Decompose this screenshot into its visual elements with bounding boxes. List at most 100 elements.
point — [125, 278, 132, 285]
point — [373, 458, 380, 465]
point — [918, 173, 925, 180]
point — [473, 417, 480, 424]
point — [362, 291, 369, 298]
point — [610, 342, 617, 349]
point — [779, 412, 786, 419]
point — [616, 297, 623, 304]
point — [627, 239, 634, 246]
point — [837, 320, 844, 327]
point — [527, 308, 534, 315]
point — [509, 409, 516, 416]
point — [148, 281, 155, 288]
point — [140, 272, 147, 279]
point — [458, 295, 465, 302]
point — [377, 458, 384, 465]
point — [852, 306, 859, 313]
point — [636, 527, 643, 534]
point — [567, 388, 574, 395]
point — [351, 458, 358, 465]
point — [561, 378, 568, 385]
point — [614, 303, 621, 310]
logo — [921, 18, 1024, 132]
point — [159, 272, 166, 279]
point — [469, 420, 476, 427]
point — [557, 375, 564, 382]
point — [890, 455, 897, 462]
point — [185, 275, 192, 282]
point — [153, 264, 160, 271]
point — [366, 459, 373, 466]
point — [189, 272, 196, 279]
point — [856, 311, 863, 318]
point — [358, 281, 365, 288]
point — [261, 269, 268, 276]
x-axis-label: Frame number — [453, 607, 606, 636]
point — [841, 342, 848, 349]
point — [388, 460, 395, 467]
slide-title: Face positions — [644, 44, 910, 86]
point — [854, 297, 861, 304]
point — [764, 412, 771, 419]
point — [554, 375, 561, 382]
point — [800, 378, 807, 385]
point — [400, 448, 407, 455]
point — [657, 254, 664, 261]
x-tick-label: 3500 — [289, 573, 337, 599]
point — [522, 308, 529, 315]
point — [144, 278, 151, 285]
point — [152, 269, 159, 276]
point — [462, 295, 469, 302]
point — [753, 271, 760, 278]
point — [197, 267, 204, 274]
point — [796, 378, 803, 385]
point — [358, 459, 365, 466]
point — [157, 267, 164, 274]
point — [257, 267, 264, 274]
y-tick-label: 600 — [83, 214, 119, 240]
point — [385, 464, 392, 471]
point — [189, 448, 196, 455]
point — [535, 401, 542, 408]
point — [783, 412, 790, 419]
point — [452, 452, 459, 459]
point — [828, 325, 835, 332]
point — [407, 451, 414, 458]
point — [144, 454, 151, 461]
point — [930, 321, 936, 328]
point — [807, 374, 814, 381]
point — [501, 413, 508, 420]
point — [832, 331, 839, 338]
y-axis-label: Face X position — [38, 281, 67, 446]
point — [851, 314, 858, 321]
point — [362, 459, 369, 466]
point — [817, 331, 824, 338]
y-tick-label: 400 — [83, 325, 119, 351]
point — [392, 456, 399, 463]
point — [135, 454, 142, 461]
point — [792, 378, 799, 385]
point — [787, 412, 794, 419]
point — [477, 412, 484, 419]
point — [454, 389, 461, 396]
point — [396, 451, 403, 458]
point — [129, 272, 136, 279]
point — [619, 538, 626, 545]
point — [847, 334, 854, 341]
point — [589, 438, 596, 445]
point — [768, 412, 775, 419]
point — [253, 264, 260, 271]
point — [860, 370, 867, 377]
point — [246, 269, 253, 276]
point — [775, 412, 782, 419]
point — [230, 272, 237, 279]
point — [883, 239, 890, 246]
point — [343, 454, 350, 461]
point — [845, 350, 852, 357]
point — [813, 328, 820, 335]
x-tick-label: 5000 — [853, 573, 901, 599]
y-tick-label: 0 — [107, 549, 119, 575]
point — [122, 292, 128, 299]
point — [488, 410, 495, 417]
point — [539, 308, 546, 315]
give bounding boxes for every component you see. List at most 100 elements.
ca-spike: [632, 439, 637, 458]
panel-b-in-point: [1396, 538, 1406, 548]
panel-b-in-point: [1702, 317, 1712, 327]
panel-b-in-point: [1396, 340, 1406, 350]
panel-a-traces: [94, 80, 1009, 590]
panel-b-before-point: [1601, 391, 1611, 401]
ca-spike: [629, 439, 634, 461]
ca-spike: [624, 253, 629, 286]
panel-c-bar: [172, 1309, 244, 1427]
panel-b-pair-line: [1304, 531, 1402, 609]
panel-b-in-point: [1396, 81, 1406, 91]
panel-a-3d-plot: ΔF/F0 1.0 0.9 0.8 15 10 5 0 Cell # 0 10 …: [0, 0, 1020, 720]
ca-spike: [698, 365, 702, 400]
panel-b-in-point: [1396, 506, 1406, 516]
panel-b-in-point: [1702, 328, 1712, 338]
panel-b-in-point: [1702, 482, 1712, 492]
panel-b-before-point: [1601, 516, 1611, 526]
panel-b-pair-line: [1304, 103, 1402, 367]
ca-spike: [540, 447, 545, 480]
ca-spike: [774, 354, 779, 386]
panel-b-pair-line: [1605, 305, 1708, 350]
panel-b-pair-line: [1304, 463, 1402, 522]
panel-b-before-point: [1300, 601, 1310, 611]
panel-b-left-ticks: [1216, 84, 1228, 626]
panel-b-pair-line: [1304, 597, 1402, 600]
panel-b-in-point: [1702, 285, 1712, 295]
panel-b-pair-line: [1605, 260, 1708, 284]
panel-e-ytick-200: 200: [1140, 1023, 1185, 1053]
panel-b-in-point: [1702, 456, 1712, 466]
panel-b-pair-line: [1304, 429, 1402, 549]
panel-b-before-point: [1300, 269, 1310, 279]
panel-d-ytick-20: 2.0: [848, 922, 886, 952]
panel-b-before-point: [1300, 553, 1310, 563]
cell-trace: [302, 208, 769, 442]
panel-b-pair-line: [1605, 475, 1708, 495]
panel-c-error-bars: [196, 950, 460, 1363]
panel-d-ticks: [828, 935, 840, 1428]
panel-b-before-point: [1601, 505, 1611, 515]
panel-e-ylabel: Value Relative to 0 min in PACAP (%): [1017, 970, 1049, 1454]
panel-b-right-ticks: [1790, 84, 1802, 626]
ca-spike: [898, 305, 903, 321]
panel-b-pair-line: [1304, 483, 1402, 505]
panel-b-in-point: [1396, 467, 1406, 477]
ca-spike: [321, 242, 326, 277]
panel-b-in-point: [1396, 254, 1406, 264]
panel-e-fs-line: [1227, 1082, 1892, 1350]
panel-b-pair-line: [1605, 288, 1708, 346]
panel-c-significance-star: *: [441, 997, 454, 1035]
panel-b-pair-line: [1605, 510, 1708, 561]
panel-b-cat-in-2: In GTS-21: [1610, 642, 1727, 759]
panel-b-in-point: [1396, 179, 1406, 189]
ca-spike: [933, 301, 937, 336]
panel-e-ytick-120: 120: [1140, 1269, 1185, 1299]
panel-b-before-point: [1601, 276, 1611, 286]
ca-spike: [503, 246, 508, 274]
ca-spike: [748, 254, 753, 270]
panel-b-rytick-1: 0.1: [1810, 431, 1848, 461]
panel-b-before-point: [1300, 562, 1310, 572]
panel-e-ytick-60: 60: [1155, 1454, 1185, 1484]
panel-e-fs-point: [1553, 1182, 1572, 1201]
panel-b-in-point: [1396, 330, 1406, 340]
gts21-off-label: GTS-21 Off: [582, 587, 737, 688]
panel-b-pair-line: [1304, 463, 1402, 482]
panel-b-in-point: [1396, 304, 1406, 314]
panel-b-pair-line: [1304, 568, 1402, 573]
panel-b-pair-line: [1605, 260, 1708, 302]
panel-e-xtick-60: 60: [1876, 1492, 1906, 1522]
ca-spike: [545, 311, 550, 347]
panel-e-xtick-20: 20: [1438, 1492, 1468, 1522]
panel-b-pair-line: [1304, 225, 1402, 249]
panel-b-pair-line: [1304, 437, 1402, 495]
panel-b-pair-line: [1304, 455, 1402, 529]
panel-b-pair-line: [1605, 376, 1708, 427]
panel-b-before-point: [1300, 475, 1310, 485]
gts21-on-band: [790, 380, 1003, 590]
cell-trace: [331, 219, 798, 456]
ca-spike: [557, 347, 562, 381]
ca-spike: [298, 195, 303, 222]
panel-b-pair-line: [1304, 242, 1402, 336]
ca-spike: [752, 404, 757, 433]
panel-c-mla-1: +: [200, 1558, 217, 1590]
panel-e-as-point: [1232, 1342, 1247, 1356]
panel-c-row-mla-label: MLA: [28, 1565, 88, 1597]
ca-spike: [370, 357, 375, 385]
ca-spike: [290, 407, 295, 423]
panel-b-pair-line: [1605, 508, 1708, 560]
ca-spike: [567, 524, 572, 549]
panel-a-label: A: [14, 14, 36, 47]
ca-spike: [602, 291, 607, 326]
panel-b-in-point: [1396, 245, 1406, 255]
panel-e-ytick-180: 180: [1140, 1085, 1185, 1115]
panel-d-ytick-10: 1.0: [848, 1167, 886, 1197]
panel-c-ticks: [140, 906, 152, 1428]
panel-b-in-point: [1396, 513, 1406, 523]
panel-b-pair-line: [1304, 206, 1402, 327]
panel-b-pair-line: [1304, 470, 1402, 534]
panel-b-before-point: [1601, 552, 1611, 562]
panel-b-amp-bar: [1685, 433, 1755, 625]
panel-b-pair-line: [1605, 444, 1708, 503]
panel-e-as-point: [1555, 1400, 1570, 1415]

- [WHAT THE TASK ASKS] Please copy out, word for word, everything from the start of the rows down to the line containing "point — [627, 239, 634, 246]", including both ends.

- [TASK SOLUTION]
Decompose this screenshot into its visual elements with bounding boxes. List at most 100 elements.
point — [125, 278, 132, 285]
point — [373, 458, 380, 465]
point — [918, 173, 925, 180]
point — [473, 417, 480, 424]
point — [362, 291, 369, 298]
point — [610, 342, 617, 349]
point — [779, 412, 786, 419]
point — [616, 297, 623, 304]
point — [627, 239, 634, 246]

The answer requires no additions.